*GOAL*
Copy out each line of the material in which the word "Media" appears.

(Records excerpted from a collection)
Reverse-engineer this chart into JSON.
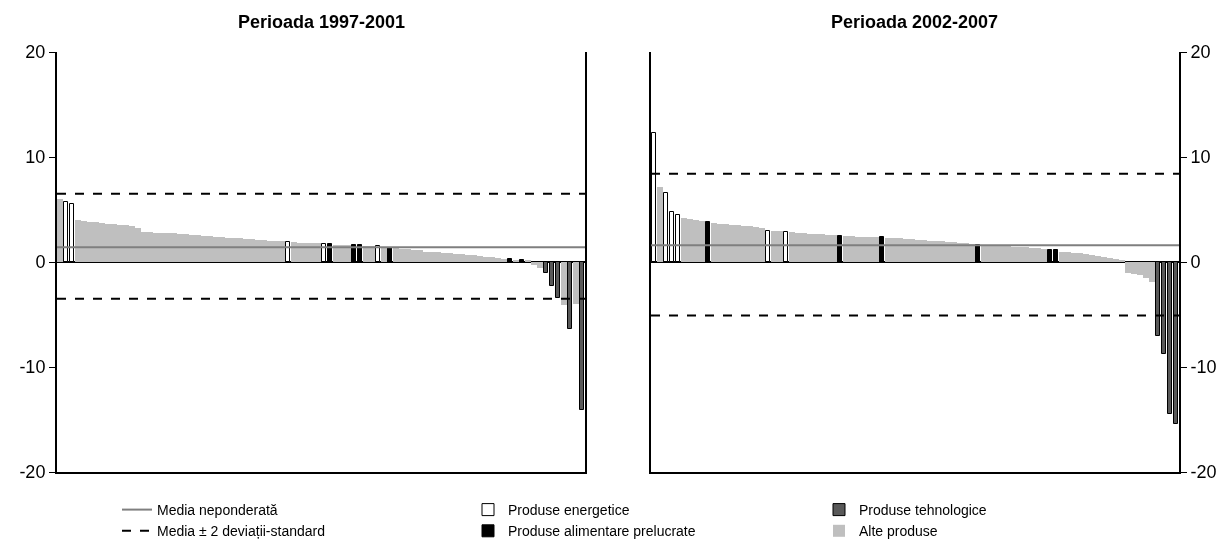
{
  "chart_data": [
    {
      "type": "bar",
      "title": "Perioada 1997-2001",
      "categories": [
        null,
        null,
        null,
        null,
        null,
        null,
        null,
        null,
        null,
        null,
        null,
        null,
        null,
        null,
        null,
        null,
        null,
        null,
        null,
        null,
        null,
        null,
        null,
        null,
        null,
        null,
        null,
        null,
        null,
        null,
        null,
        null,
        null,
        null,
        null,
        null,
        null,
        null,
        null,
        null,
        null,
        null,
        null,
        null,
        null,
        null,
        null,
        null,
        null,
        null,
        null,
        null,
        null,
        null,
        null,
        null,
        null,
        null,
        null,
        null,
        null,
        null,
        null,
        null,
        null,
        null,
        null,
        null,
        null,
        null,
        null,
        null,
        null,
        null,
        null,
        null,
        null,
        null,
        null,
        null,
        null,
        null,
        null,
        null,
        null,
        null,
        null,
        null
      ],
      "series": [
        {
          "name": "Produse energetice",
          "color": "#ffffff",
          "values": [
            null,
            5.7,
            5.5,
            null,
            null,
            null,
            null,
            null,
            null,
            null,
            null,
            null,
            null,
            null,
            null,
            null,
            null,
            null,
            null,
            null,
            null,
            null,
            null,
            null,
            null,
            null,
            null,
            null,
            null,
            null,
            null,
            null,
            null,
            null,
            null,
            null,
            null,
            null,
            1.9,
            null,
            null,
            null,
            null,
            null,
            1.7,
            null,
            null,
            null,
            null,
            null,
            null,
            null,
            null,
            1.5,
            null,
            null,
            null,
            null,
            null,
            null,
            null,
            null,
            null,
            null,
            null,
            null,
            null,
            null,
            null,
            null,
            null,
            null,
            null,
            null,
            null,
            null,
            null,
            null,
            null,
            null,
            null,
            null,
            null,
            null,
            null,
            null,
            null,
            null
          ]
        },
        {
          "name": "Produse alimentare prelucrate",
          "color": "#000000",
          "values": [
            null,
            null,
            null,
            null,
            null,
            null,
            null,
            null,
            null,
            null,
            null,
            null,
            null,
            null,
            null,
            null,
            null,
            null,
            null,
            null,
            null,
            null,
            null,
            null,
            null,
            null,
            null,
            null,
            null,
            null,
            null,
            null,
            null,
            null,
            null,
            null,
            null,
            null,
            null,
            null,
            null,
            null,
            null,
            null,
            null,
            1.7,
            null,
            null,
            null,
            1.6,
            1.6,
            null,
            null,
            null,
            null,
            1.3,
            null,
            null,
            null,
            null,
            null,
            null,
            null,
            null,
            null,
            null,
            null,
            null,
            null,
            null,
            null,
            null,
            null,
            null,
            null,
            0.3,
            null,
            0.2,
            null,
            null,
            null,
            null,
            null,
            null,
            null,
            null,
            null,
            null
          ]
        },
        {
          "name": "Produse tehnologice",
          "color": "#595959",
          "values": [
            null,
            null,
            null,
            null,
            null,
            null,
            null,
            null,
            null,
            null,
            null,
            null,
            null,
            null,
            null,
            null,
            null,
            null,
            null,
            null,
            null,
            null,
            null,
            null,
            null,
            null,
            null,
            null,
            null,
            null,
            null,
            null,
            null,
            null,
            null,
            null,
            null,
            null,
            null,
            null,
            null,
            null,
            null,
            null,
            null,
            null,
            null,
            null,
            null,
            null,
            null,
            null,
            null,
            null,
            null,
            null,
            null,
            null,
            null,
            null,
            null,
            null,
            null,
            null,
            null,
            null,
            null,
            null,
            null,
            null,
            null,
            null,
            null,
            null,
            null,
            null,
            null,
            null,
            null,
            null,
            null,
            -1.0,
            -2.3,
            -3.4,
            null,
            -6.4,
            null,
            -14.1
          ]
        },
        {
          "name": "Alte produse",
          "color": "#bfbfbf",
          "values": [
            6.0,
            null,
            null,
            4.0,
            3.9,
            3.8,
            3.8,
            3.7,
            3.6,
            3.6,
            3.5,
            3.5,
            3.4,
            3.2,
            2.9,
            2.9,
            2.8,
            2.8,
            2.8,
            2.8,
            2.7,
            2.7,
            2.6,
            2.6,
            2.5,
            2.5,
            2.4,
            2.4,
            2.3,
            2.3,
            2.3,
            2.2,
            2.2,
            2.1,
            2.1,
            2.0,
            2.0,
            2.0,
            null,
            1.9,
            1.8,
            1.8,
            1.8,
            1.8,
            null,
            null,
            1.6,
            1.6,
            1.6,
            null,
            null,
            1.5,
            1.5,
            null,
            1.4,
            null,
            1.3,
            1.2,
            1.2,
            1.1,
            1.1,
            1.0,
            1.0,
            1.0,
            0.9,
            0.9,
            0.8,
            0.8,
            0.7,
            0.7,
            0.6,
            0.5,
            0.5,
            0.4,
            0.3,
            null,
            0.2,
            null,
            0.1,
            -0.3,
            -0.6,
            null,
            null,
            null,
            -4.1,
            null,
            -4.0,
            null
          ]
        }
      ],
      "ylim": [
        -20,
        20
      ],
      "yticks": [
        -20,
        -10,
        0,
        10,
        20
      ],
      "legend": "bottom",
      "ref_lines": [
        {
          "axis": "y",
          "value": 1.4,
          "label": "Media neponderată",
          "color": "#7f7f7f",
          "line_style": "solid"
        },
        {
          "axis": "y",
          "value": 6.5,
          "label": "Media ± 2 deviații-standard",
          "color": "#000000",
          "line_style": "dashed"
        },
        {
          "axis": "y",
          "value": -3.5,
          "color": "#000000",
          "line_style": "dashed"
        }
      ]
    },
    {
      "type": "bar",
      "title": "Perioada 2002-2007",
      "categories": [
        null,
        null,
        null,
        null,
        null,
        null,
        null,
        null,
        null,
        null,
        null,
        null,
        null,
        null,
        null,
        null,
        null,
        null,
        null,
        null,
        null,
        null,
        null,
        null,
        null,
        null,
        null,
        null,
        null,
        null,
        null,
        null,
        null,
        null,
        null,
        null,
        null,
        null,
        null,
        null,
        null,
        null,
        null,
        null,
        null,
        null,
        null,
        null,
        null,
        null,
        null,
        null,
        null,
        null,
        null,
        null,
        null,
        null,
        null,
        null,
        null,
        null,
        null,
        null,
        null,
        null,
        null,
        null,
        null,
        null,
        null,
        null,
        null,
        null,
        null,
        null,
        null,
        null,
        null,
        null,
        null,
        null,
        null,
        null,
        null,
        null,
        null,
        null
      ],
      "series": [
        {
          "color": "#ffffff",
          "values": [
            12.3,
            null,
            6.6,
            4.8,
            4.5,
            null,
            null,
            null,
            null,
            null,
            null,
            null,
            null,
            null,
            null,
            null,
            null,
            null,
            null,
            3.0,
            null,
            null,
            2.9,
            null,
            null,
            null,
            null,
            null,
            null,
            null,
            null,
            null,
            null,
            null,
            null,
            null,
            null,
            null,
            null,
            null,
            null,
            null,
            null,
            null,
            null,
            null,
            null,
            null,
            null,
            null,
            null,
            null,
            null,
            null,
            null,
            null,
            null,
            null,
            null,
            null,
            null,
            null,
            null,
            null,
            null,
            null,
            null,
            null,
            null,
            null,
            null,
            null,
            null,
            null,
            null,
            null,
            null,
            null,
            null,
            null,
            null,
            null,
            null,
            null,
            null,
            null,
            null,
            null
          ]
        },
        {
          "color": "#000000",
          "values": [
            null,
            null,
            null,
            null,
            null,
            null,
            null,
            null,
            null,
            3.8,
            null,
            null,
            null,
            null,
            null,
            null,
            null,
            null,
            null,
            null,
            null,
            null,
            null,
            null,
            null,
            null,
            null,
            null,
            null,
            null,
            null,
            2.5,
            null,
            null,
            null,
            null,
            null,
            null,
            2.4,
            null,
            null,
            null,
            null,
            null,
            null,
            null,
            null,
            null,
            null,
            null,
            null,
            null,
            null,
            null,
            1.6,
            null,
            null,
            null,
            null,
            null,
            null,
            null,
            null,
            null,
            null,
            null,
            1.1,
            1.1,
            null,
            null,
            null,
            null,
            null,
            null,
            null,
            null,
            null,
            null,
            null,
            null,
            null,
            null,
            null,
            null,
            null,
            null,
            null,
            null
          ]
        },
        {
          "color": "#595959",
          "values": [
            null,
            null,
            null,
            null,
            null,
            null,
            null,
            null,
            null,
            null,
            null,
            null,
            null,
            null,
            null,
            null,
            null,
            null,
            null,
            null,
            null,
            null,
            null,
            null,
            null,
            null,
            null,
            null,
            null,
            null,
            null,
            null,
            null,
            null,
            null,
            null,
            null,
            null,
            null,
            null,
            null,
            null,
            null,
            null,
            null,
            null,
            null,
            null,
            null,
            null,
            null,
            null,
            null,
            null,
            null,
            null,
            null,
            null,
            null,
            null,
            null,
            null,
            null,
            null,
            null,
            null,
            null,
            null,
            null,
            null,
            null,
            null,
            null,
            null,
            null,
            null,
            null,
            null,
            null,
            null,
            null,
            null,
            null,
            null,
            -7.0,
            -8.8,
            -14.5,
            -15.4
          ]
        },
        {
          "color": "#bfbfbf",
          "values": [
            null,
            7.1,
            null,
            null,
            null,
            4.2,
            4.1,
            4.0,
            3.9,
            null,
            3.7,
            3.6,
            3.6,
            3.5,
            3.5,
            3.4,
            3.4,
            3.3,
            3.2,
            null,
            3.0,
            3.0,
            null,
            2.9,
            2.8,
            2.8,
            2.7,
            2.7,
            2.7,
            2.6,
            2.6,
            null,
            2.5,
            2.5,
            2.4,
            2.4,
            2.4,
            2.4,
            null,
            2.3,
            2.3,
            2.3,
            2.2,
            2.2,
            2.1,
            2.1,
            2.0,
            2.0,
            2.0,
            1.9,
            1.9,
            1.8,
            1.8,
            1.7,
            null,
            1.6,
            1.5,
            1.5,
            1.5,
            1.5,
            1.4,
            1.4,
            1.4,
            1.3,
            1.3,
            1.2,
            null,
            null,
            1.0,
            1.0,
            0.9,
            0.9,
            0.8,
            0.7,
            0.6,
            0.5,
            0.4,
            0.3,
            0.1,
            -1.0,
            -1.1,
            -1.2,
            -1.5,
            -1.9,
            null,
            null,
            null,
            null
          ]
        }
      ],
      "ylim": [
        -20,
        20
      ],
      "yticks": [
        -20,
        -10,
        0,
        10,
        20
      ],
      "ref_lines": [
        {
          "axis": "y",
          "value": 1.6,
          "color": "#7f7f7f",
          "line_style": "solid"
        },
        {
          "axis": "y",
          "value": 8.4,
          "color": "#000000",
          "line_style": "dashed"
        },
        {
          "axis": "y",
          "value": -5.1,
          "color": "#000000",
          "line_style": "dashed"
        }
      ]
    }
  ]
}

*WRITTEN SOLUTION*
          "label": "Media neponderată",
          "label": "Media ± 2 deviații-standard",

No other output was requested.